Extract:
The microdesign of this module was validated by the code before the document: the module went live on April 27, 2026, passed 13 own tests and 172 integration tests, and this doc describes what runs. Not the other way around.

Records supplied:
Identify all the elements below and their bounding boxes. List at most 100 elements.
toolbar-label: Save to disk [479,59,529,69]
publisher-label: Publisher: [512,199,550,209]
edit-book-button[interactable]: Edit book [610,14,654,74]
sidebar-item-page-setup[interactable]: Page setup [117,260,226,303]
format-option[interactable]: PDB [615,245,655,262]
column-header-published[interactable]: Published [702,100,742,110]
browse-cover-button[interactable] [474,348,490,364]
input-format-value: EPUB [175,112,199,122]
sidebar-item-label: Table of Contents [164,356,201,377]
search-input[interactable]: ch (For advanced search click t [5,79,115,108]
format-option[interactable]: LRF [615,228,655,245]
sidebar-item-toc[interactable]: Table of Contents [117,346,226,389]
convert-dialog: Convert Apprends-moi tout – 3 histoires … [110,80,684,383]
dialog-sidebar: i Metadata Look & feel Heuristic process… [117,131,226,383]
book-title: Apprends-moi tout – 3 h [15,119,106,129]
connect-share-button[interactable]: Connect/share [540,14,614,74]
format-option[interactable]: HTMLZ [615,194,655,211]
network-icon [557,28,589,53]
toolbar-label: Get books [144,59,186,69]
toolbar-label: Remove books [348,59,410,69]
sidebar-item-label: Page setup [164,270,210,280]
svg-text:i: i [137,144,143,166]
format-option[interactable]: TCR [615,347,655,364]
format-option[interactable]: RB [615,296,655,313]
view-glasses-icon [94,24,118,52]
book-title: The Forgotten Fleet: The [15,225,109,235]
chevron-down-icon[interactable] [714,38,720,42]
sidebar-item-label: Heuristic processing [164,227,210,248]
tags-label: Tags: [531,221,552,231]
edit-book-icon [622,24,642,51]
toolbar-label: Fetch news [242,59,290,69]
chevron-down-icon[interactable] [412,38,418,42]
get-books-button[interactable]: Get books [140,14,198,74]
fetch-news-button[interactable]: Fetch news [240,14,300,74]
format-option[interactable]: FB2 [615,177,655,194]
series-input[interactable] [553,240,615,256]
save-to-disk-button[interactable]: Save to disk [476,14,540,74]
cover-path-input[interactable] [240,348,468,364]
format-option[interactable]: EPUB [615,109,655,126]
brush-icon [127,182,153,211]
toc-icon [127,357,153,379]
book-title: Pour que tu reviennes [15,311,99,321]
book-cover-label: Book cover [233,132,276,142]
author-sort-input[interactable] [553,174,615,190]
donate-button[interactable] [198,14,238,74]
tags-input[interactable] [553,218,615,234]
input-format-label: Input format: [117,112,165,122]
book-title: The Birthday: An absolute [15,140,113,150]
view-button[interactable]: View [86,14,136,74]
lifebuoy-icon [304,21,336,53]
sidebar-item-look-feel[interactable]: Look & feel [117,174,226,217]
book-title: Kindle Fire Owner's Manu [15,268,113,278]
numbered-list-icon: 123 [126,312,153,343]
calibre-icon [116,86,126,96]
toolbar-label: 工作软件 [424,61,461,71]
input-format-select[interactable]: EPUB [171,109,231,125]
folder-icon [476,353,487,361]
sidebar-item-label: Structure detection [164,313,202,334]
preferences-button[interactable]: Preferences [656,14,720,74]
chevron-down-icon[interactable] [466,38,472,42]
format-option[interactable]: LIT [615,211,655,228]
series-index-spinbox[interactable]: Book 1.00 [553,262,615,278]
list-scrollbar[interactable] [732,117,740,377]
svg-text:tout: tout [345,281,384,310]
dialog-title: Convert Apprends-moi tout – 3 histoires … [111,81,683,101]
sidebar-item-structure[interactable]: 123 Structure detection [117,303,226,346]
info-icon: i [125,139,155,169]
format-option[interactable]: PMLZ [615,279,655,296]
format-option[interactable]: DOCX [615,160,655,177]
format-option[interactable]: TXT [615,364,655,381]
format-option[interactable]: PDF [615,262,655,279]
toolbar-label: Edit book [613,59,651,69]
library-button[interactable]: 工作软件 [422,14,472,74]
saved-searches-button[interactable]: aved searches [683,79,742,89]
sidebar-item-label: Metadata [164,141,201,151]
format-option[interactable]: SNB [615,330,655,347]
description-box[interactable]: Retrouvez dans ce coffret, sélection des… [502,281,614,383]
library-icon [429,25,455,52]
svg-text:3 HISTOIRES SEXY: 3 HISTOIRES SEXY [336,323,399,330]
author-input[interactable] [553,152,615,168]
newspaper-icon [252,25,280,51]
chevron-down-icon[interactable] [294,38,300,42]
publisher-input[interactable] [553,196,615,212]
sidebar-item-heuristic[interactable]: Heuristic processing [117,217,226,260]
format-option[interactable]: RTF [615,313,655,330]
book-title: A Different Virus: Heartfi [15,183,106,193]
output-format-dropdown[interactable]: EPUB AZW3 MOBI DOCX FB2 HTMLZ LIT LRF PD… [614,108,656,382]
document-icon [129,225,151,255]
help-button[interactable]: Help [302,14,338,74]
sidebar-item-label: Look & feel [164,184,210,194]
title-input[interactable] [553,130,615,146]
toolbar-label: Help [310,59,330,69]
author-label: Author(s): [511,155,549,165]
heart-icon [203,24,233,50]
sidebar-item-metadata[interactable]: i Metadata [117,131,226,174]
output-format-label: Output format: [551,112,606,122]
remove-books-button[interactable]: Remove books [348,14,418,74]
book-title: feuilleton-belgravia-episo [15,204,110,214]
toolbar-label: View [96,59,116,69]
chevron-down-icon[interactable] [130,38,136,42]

Exercise brief: In the note above on the module's microdesign, give the passage again, starting with "The microdesign of" and going on through "other way around.", with "module" swapped for "component".

Answer to the exercise:
The microdesign of this component was validated by the code before the document: the component went live on April 27, 2026, passed 13 own tests and 172 integration tests, and this doc describes what runs. Not the other way around.